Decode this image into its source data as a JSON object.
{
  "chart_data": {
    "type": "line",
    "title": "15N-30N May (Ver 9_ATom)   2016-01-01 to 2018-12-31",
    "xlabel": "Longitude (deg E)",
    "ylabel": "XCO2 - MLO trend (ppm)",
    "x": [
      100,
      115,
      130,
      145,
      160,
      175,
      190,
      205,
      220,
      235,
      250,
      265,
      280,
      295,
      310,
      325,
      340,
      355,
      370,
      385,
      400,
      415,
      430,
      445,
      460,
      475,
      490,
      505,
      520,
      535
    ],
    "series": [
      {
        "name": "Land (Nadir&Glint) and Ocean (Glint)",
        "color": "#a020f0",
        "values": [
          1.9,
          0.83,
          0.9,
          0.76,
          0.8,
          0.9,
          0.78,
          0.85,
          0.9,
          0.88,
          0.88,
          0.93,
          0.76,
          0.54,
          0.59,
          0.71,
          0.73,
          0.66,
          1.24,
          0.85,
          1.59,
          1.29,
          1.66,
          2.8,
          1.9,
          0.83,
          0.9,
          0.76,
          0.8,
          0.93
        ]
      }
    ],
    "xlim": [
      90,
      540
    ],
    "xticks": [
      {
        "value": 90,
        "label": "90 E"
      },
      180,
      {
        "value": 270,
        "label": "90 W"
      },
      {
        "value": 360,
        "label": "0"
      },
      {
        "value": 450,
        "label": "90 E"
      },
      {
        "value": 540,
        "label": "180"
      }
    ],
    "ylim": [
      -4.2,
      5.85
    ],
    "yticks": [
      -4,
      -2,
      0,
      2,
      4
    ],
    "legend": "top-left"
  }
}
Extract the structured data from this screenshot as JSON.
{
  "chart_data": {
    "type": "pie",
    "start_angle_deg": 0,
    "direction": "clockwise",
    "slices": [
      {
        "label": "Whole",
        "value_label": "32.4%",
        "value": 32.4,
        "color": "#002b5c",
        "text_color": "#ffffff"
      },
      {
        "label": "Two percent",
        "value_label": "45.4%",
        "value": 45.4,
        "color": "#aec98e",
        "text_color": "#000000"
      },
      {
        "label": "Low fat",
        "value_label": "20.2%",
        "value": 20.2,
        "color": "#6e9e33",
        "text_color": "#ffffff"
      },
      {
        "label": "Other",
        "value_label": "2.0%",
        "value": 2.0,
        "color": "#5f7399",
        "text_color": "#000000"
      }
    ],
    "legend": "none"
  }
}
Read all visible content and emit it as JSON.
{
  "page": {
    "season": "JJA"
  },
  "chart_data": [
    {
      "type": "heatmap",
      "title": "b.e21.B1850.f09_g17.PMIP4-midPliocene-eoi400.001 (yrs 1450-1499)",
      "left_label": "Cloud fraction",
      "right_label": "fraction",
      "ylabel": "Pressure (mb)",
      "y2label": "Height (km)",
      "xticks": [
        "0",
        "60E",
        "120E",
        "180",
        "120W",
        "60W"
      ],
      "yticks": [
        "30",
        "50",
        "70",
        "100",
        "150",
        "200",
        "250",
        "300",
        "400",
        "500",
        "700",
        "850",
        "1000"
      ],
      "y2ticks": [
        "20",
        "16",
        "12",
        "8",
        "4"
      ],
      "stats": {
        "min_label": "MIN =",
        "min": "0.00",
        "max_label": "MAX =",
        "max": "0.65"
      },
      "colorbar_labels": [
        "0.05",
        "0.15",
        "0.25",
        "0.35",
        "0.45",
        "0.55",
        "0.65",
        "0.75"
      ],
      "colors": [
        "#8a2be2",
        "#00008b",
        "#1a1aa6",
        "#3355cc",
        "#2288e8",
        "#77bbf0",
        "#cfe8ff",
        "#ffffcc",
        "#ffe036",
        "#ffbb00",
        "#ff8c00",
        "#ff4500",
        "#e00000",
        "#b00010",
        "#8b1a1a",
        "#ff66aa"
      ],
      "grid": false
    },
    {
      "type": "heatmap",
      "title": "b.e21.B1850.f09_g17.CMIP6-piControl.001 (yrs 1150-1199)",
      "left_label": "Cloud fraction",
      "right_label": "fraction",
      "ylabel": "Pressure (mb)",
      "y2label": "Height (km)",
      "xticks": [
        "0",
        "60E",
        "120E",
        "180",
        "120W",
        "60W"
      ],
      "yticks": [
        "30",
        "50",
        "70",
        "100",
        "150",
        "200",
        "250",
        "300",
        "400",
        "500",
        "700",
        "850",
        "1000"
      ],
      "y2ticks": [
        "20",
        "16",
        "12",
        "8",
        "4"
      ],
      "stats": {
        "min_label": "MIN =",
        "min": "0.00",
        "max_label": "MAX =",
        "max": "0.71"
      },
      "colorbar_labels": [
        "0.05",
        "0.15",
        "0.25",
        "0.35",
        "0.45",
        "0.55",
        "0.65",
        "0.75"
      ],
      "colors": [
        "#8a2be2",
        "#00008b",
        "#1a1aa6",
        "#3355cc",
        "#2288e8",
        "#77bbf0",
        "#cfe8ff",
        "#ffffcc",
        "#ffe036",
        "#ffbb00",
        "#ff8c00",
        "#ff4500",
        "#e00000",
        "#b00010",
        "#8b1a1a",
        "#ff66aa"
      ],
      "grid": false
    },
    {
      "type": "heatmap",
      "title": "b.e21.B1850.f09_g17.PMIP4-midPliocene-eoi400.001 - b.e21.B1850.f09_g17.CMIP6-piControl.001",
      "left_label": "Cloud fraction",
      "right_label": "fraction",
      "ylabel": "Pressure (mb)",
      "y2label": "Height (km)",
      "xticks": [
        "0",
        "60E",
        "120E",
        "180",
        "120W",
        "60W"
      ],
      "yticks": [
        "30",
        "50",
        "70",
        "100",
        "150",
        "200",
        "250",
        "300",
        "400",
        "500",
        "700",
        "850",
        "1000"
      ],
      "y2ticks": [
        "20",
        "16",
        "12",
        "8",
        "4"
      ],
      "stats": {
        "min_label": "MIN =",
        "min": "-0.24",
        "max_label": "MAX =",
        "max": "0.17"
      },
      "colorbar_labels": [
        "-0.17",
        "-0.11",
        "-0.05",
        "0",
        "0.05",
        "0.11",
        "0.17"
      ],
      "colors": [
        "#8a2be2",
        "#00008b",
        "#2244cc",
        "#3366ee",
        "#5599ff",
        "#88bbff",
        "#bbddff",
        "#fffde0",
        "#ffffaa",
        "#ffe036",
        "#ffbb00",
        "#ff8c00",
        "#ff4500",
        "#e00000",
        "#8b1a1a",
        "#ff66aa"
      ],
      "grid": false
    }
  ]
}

Exercise brief =>
All of the entries should be written out again exactly.

Finished answer =>
Decode this image into its source data as a JSON object.
{
  "chart_data": {
    "type": "line",
    "title": "15N-30N May (Ver 9_ATom)   2016-01-01 to 2018-12-31",
    "xlabel": "Longitude (deg E)",
    "ylabel": "XCO2 - MLO trend (ppm)",
    "x": [
      100,
      115,
      130,
      145,
      160,
      175,
      190,
      205,
      220,
      235,
      250,
      265,
      280,
      295,
      310,
      325,
      340,
      355,
      370,
      385,
      400,
      415,
      430,
      445,
      460,
      475,
      490,
      505,
      520,
      535
    ],
    "series": [
      {
        "name": "Land (Nadir&Glint) and Ocean (Glint)",
        "color": "#a020f0",
        "values": [
          1.9,
          0.83,
          0.9,
          0.76,
          0.8,
          0.9,
          0.78,
          0.85,
          0.9,
          0.88,
          0.88,
          0.93,
          0.76,
          0.54,
          0.59,
          0.71,
          0.73,
          0.66,
          1.24,
          0.85,
          1.59,
          1.29,
          1.66,
          2.8,
          1.9,
          0.83,
          0.9,
          0.76,
          0.8,
          0.93
        ]
      }
    ],
    "xlim": [
      90,
      540
    ],
    "xticks": [
      {
        "value": 90,
        "label": "90 E"
      },
      180,
      {
        "value": 270,
        "label": "90 W"
      },
      {
        "value": 360,
        "label": "0"
      },
      {
        "value": 450,
        "label": "90 E"
      },
      {
        "value": 540,
        "label": "180"
      }
    ],
    "ylim": [
      -4.2,
      5.85
    ],
    "yticks": [
      -4,
      -2,
      0,
      2,
      4
    ],
    "legend": "top-left"
  }
}
Extract the structured data from this screenshot as JSON.
{
  "chart_data": {
    "type": "pie",
    "start_angle_deg": 0,
    "direction": "clockwise",
    "slices": [
      {
        "label": "Whole",
        "value_label": "32.4%",
        "value": 32.4,
        "color": "#002b5c",
        "text_color": "#ffffff"
      },
      {
        "label": "Two percent",
        "value_label": "45.4%",
        "value": 45.4,
        "color": "#aec98e",
        "text_color": "#000000"
      },
      {
        "label": "Low fat",
        "value_label": "20.2%",
        "value": 20.2,
        "color": "#6e9e33",
        "text_color": "#ffffff"
      },
      {
        "label": "Other",
        "value_label": "2.0%",
        "value": 2.0,
        "color": "#5f7399",
        "text_color": "#000000"
      }
    ],
    "legend": "none"
  }
}
Read all visible content and emit it as JSON.
{
  "page": {
    "season": "JJA"
  },
  "chart_data": [
    {
      "type": "heatmap",
      "title": "b.e21.B1850.f09_g17.PMIP4-midPliocene-eoi400.001 (yrs 1450-1499)",
      "left_label": "Cloud fraction",
      "right_label": "fraction",
      "ylabel": "Pressure (mb)",
      "y2label": "Height (km)",
      "xticks": [
        "0",
        "60E",
        "120E",
        "180",
        "120W",
        "60W"
      ],
      "yticks": [
        "30",
        "50",
        "70",
        "100",
        "150",
        "200",
        "250",
        "300",
        "400",
        "500",
        "700",
        "850",
        "1000"
      ],
      "y2ticks": [
        "20",
        "16",
        "12",
        "8",
        "4"
      ],
      "stats": {
        "min_label": "MIN =",
        "min": "0.00",
        "max_label": "MAX =",
        "max": "0.65"
      },
      "colorbar_labels": [
        "0.05",
        "0.15",
        "0.25",
        "0.35",
        "0.45",
        "0.55",
        "0.65",
        "0.75"
      ],
      "colors": [
        "#8a2be2",
        "#00008b",
        "#1a1aa6",
        "#3355cc",
        "#2288e8",
        "#77bbf0",
        "#cfe8ff",
        "#ffffcc",
        "#ffe036",
        "#ffbb00",
        "#ff8c00",
        "#ff4500",
        "#e00000",
        "#b00010",
        "#8b1a1a",
        "#ff66aa"
      ],
      "grid": false
    },
    {
      "type": "heatmap",
      "title": "b.e21.B1850.f09_g17.CMIP6-piControl.001 (yrs 1150-1199)",
      "left_label": "Cloud fraction",
      "right_label": "fraction",
      "ylabel": "Pressure (mb)",
      "y2label": "Height (km)",
      "xticks": [
        "0",
        "60E",
        "120E",
        "180",
        "120W",
        "60W"
      ],
      "yticks": [
        "30",
        "50",
        "70",
        "100",
        "150",
        "200",
        "250",
        "300",
        "400",
        "500",
        "700",
        "850",
        "1000"
      ],
      "y2ticks": [
        "20",
        "16",
        "12",
        "8",
        "4"
      ],
      "stats": {
        "min_label": "MIN =",
        "min": "0.00",
        "max_label": "MAX =",
        "max": "0.71"
      },
      "colorbar_labels": [
        "0.05",
        "0.15",
        "0.25",
        "0.35",
        "0.45",
        "0.55",
        "0.65",
        "0.75"
      ],
      "colors": [
        "#8a2be2",
        "#00008b",
        "#1a1aa6",
        "#3355cc",
        "#2288e8",
        "#77bbf0",
        "#cfe8ff",
        "#ffffcc",
        "#ffe036",
        "#ffbb00",
        "#ff8c00",
        "#ff4500",
        "#e00000",
        "#b00010",
        "#8b1a1a",
        "#ff66aa"
      ],
      "grid": false
    },
    {
      "type": "heatmap",
      "title": "b.e21.B1850.f09_g17.PMIP4-midPliocene-eoi400.001 - b.e21.B1850.f09_g17.CMIP6-piControl.001",
      "left_label": "Cloud fraction",
      "right_label": "fraction",
      "ylabel": "Pressure (mb)",
      "y2label": "Height (km)",
      "xticks": [
        "0",
        "60E",
        "120E",
        "180",
        "120W",
        "60W"
      ],
      "yticks": [
        "30",
        "50",
        "70",
        "100",
        "150",
        "200",
        "250",
        "300",
        "400",
        "500",
        "700",
        "850",
        "1000"
      ],
      "y2ticks": [
        "20",
        "16",
        "12",
        "8",
        "4"
      ],
      "stats": {
        "min_label": "MIN =",
        "min": "-0.24",
        "max_label": "MAX =",
        "max": "0.17"
      },
      "colorbar_labels": [
        "-0.17",
        "-0.11",
        "-0.05",
        "0",
        "0.05",
        "0.11",
        "0.17"
      ],
      "colors": [
        "#8a2be2",
        "#00008b",
        "#2244cc",
        "#3366ee",
        "#5599ff",
        "#88bbff",
        "#bbddff",
        "#fffde0",
        "#ffffaa",
        "#ffe036",
        "#ffbb00",
        "#ff8c00",
        "#ff4500",
        "#e00000",
        "#8b1a1a",
        "#ff66aa"
      ],
      "grid": false
    }
  ]
}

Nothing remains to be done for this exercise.